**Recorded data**
====

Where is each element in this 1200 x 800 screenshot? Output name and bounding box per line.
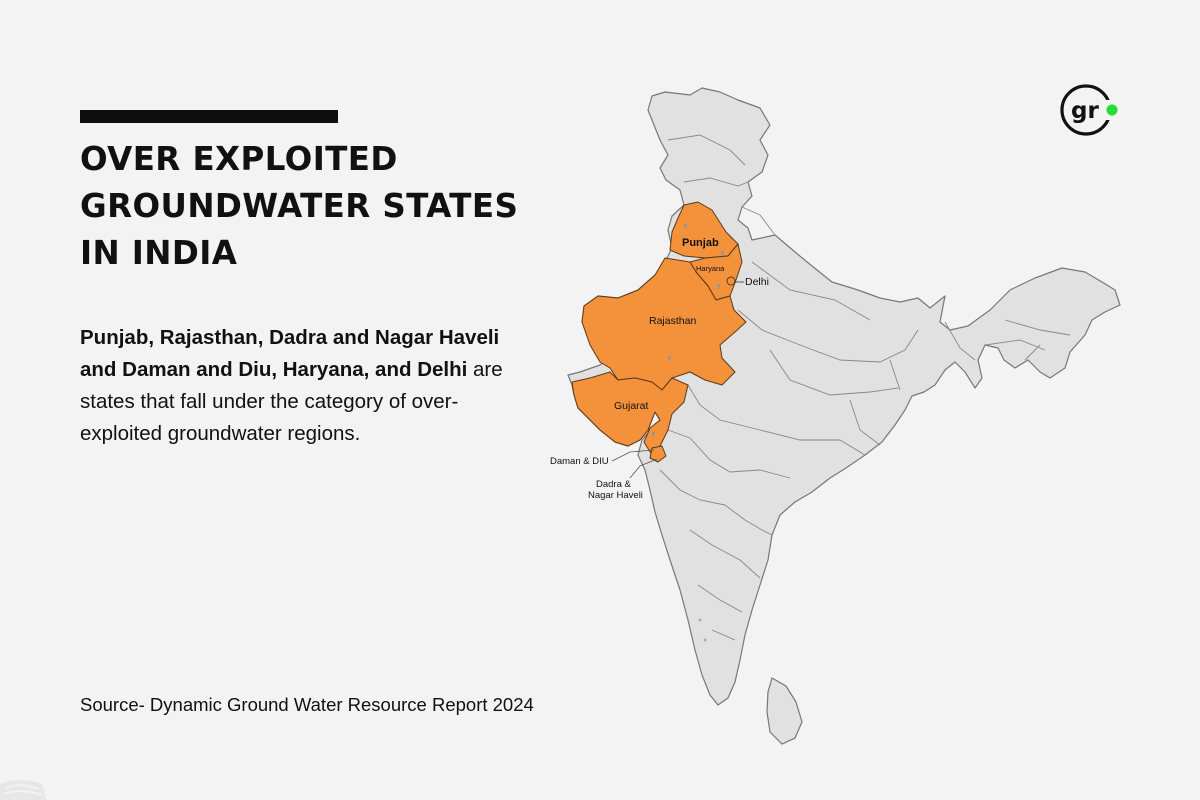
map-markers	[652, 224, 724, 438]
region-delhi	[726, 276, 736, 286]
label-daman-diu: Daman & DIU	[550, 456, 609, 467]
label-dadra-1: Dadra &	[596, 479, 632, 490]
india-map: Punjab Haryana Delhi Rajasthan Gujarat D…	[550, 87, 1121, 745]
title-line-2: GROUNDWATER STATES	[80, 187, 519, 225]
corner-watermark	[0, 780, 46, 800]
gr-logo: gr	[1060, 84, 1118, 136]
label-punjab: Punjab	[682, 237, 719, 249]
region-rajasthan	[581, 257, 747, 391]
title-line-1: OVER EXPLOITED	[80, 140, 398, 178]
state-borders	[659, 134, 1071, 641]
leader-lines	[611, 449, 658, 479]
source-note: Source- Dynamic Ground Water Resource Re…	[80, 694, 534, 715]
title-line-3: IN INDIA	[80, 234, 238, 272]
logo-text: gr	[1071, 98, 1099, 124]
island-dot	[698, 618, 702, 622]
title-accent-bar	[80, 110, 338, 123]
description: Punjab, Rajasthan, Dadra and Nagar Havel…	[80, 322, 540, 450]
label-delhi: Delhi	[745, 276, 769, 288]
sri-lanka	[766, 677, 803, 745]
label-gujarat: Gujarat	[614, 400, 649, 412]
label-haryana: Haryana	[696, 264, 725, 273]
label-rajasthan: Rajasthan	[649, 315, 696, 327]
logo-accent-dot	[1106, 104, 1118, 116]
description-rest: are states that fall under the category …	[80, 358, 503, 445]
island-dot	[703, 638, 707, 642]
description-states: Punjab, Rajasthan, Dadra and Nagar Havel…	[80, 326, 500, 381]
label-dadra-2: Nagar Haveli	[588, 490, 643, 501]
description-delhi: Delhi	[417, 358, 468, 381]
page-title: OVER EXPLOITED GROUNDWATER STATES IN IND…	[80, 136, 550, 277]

====

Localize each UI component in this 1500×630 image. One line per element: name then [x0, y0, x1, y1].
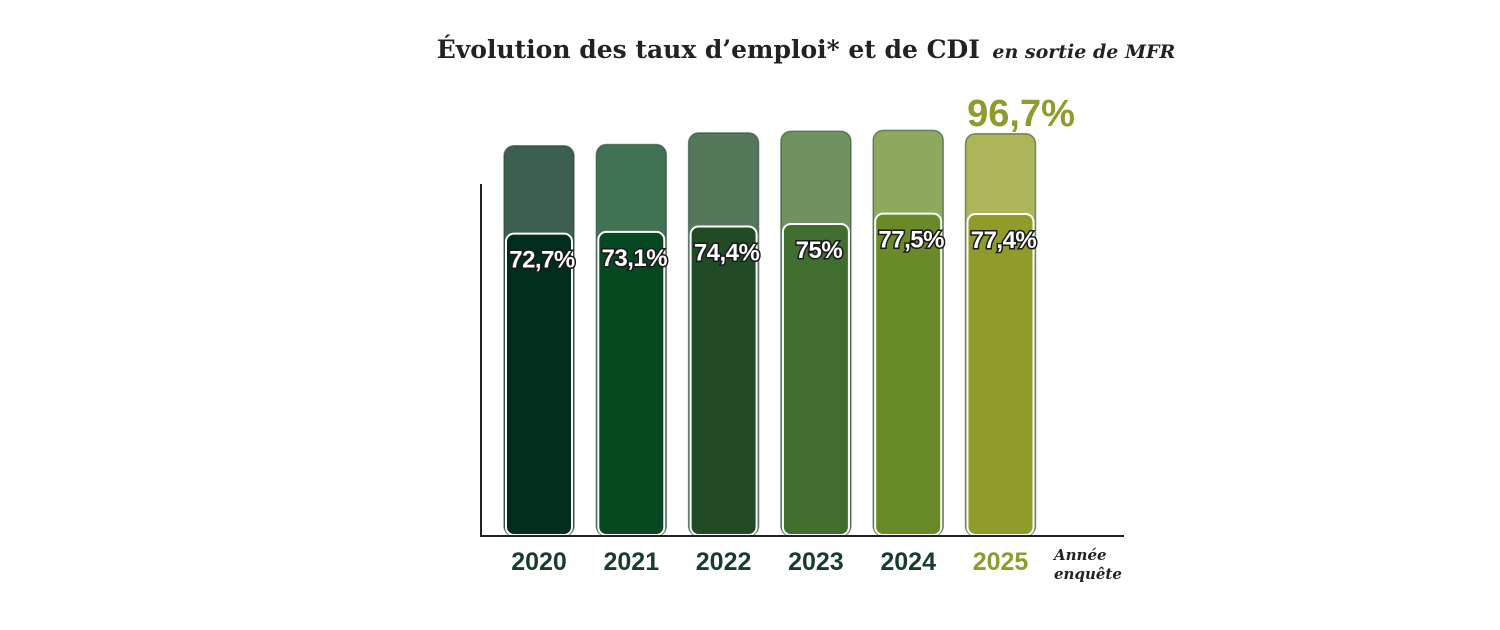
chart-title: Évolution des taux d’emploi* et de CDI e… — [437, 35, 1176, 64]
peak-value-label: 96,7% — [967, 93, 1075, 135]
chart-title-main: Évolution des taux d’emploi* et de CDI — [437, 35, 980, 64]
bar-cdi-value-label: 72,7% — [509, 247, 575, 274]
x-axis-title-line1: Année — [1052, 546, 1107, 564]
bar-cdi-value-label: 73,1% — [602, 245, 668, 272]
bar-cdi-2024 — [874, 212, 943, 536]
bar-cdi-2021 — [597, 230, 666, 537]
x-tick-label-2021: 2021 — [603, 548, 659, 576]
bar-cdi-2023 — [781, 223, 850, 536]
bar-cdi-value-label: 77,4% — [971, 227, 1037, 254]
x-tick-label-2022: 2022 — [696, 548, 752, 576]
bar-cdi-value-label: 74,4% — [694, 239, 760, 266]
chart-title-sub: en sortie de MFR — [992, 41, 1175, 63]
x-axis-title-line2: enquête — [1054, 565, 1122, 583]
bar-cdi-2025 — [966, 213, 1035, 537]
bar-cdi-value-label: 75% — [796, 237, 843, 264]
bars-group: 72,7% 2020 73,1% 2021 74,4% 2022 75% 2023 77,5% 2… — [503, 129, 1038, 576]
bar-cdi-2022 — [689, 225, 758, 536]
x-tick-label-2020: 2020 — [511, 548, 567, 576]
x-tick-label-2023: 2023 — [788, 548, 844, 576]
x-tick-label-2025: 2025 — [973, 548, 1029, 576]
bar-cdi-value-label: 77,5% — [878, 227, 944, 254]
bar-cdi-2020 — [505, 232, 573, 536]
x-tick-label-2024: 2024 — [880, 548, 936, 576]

====

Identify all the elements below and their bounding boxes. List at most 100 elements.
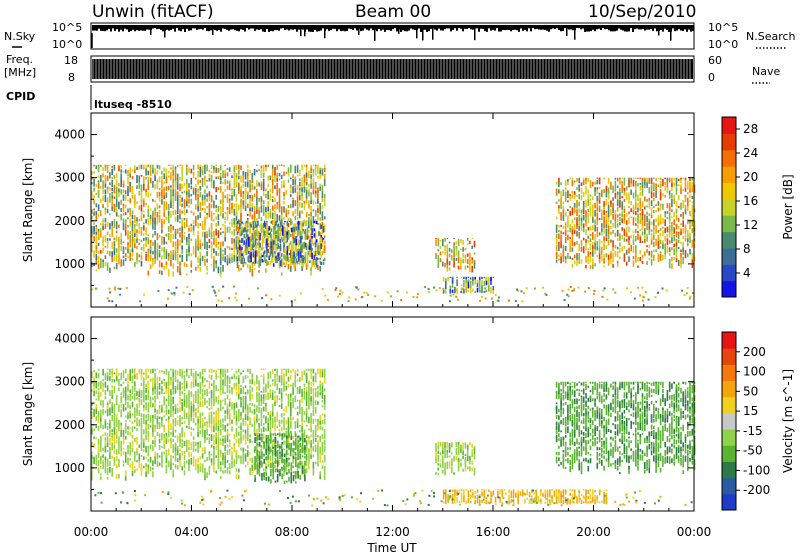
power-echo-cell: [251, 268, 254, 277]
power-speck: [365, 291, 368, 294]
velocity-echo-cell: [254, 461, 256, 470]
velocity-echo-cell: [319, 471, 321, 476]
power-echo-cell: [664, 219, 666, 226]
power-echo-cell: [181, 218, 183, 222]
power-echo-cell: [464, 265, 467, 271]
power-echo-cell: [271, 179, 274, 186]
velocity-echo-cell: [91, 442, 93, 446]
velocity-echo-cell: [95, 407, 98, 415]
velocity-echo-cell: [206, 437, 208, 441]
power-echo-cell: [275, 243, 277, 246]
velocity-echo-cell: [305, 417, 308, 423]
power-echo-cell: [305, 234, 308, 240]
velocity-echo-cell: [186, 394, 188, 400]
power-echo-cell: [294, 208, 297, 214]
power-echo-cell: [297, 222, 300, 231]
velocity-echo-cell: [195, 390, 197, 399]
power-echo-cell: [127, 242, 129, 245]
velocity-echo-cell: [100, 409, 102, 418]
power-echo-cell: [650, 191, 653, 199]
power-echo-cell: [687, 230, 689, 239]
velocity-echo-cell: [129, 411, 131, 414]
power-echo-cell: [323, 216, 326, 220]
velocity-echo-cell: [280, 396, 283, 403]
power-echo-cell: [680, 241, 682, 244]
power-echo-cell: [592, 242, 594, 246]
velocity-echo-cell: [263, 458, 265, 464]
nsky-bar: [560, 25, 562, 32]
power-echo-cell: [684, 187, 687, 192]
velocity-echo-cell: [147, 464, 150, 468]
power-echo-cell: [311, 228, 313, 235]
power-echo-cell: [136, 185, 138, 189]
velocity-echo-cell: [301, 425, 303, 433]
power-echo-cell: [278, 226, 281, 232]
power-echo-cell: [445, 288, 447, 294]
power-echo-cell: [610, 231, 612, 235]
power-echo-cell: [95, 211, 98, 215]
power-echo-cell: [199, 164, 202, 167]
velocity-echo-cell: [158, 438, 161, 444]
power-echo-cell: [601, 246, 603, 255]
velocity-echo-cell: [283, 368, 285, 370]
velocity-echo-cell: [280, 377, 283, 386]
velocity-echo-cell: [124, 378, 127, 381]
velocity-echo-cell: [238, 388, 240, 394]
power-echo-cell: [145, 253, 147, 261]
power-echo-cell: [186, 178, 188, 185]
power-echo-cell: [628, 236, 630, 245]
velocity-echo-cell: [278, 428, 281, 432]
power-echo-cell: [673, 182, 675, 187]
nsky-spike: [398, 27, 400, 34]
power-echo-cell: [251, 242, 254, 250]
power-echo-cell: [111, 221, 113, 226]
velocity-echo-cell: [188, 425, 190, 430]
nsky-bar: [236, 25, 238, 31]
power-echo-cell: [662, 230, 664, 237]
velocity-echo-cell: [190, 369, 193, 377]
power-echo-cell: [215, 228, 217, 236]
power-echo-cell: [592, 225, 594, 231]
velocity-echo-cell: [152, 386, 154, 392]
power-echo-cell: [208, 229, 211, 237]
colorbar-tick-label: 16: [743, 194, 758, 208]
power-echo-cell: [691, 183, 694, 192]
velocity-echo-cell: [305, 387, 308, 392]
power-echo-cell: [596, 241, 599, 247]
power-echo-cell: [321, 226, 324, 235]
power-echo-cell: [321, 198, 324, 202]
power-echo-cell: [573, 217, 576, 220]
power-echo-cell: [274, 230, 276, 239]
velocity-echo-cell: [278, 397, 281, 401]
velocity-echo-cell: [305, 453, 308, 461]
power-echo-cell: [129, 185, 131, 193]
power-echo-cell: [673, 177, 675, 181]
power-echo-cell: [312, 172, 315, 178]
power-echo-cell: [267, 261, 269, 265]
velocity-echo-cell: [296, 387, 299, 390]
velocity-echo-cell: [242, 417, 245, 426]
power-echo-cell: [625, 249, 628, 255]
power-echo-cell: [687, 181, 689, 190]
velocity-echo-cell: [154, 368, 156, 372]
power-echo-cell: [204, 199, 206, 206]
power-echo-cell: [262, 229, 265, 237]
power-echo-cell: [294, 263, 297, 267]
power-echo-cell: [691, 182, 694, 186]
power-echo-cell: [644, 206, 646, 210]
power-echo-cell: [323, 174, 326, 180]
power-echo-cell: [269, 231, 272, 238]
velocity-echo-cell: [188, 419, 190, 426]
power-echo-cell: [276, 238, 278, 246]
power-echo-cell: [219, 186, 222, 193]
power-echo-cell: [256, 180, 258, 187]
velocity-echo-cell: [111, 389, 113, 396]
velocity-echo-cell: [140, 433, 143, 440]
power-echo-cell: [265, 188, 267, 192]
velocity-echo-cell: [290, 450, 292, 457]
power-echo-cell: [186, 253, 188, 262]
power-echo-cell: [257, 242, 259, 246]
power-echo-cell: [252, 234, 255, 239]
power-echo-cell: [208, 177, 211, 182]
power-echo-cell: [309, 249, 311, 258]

====

**SHORT PROBLEM**
Format every line from the one containing "chart-title: Évolution des" down to the one containing "x-tick-label-2024: 2024 —", both included, as a JSON list of strings with one string per line and blank lines omitted.

**OUTPUT OF THE TASK**
[
  "chart-title: Évolution des taux d’emploi* et de CDI e… — [437, 35, 1176, 64]",
  "peak-value-label: 96,7% — [967, 93, 1075, 135]",
  "chart-title-main: Évolution des taux d’emploi* et de CDI — [437, 35, 980, 64]",
  "bar-cdi-value-label: 72,7% — [509, 247, 575, 274]",
  "x-axis-title-line1: Année — [1052, 546, 1107, 564]",
  "bar-cdi-value-label: 73,1% — [602, 245, 668, 272]",
  "bar-cdi-2024 — [874, 212, 943, 536]",
  "bar-cdi-2021 — [597, 230, 666, 537]",
  "x-tick-label-2021: 2021 — [603, 548, 659, 576]",
  "bar-cdi-2023 — [781, 223, 850, 536]",
  "bar-cdi-value-label: 77,4% — [971, 227, 1037, 254]",
  "x-tick-label-2022: 2022 — [696, 548, 752, 576]",
  "bar-cdi-value-label: 74,4% — [694, 239, 760, 266]",
  "chart-title-sub: en sortie de MFR — [992, 41, 1175, 63]",
  "x-axis-title-line2: enquête — [1054, 565, 1122, 583]",
  "bar-cdi-2025 — [966, 213, 1035, 537]",
  "bar-cdi-value-label: 75% — [796, 237, 843, 264]",
  "bars-group: 72,7% 2020 73,1% 2021 74,4% 2022 75% 2023 77,5% 2… — [503, 129, 1038, 576]",
  "bar-cdi-2022 — [689, 225, 758, 536]",
  "x-tick-label-2020: 2020 — [511, 548, 567, 576]",
  "x-tick-label-2023: 2023 — [788, 548, 844, 576]",
  "x-tick-label-2025: 2025 — [973, 548, 1029, 576]",
  "bar-cdi-value-label: 77,5% — [878, 227, 944, 254]",
  "bar-cdi-2020 — [505, 232, 573, 536]",
  "x-tick-label-2024: 2024 — [880, 548, 936, 576]"
]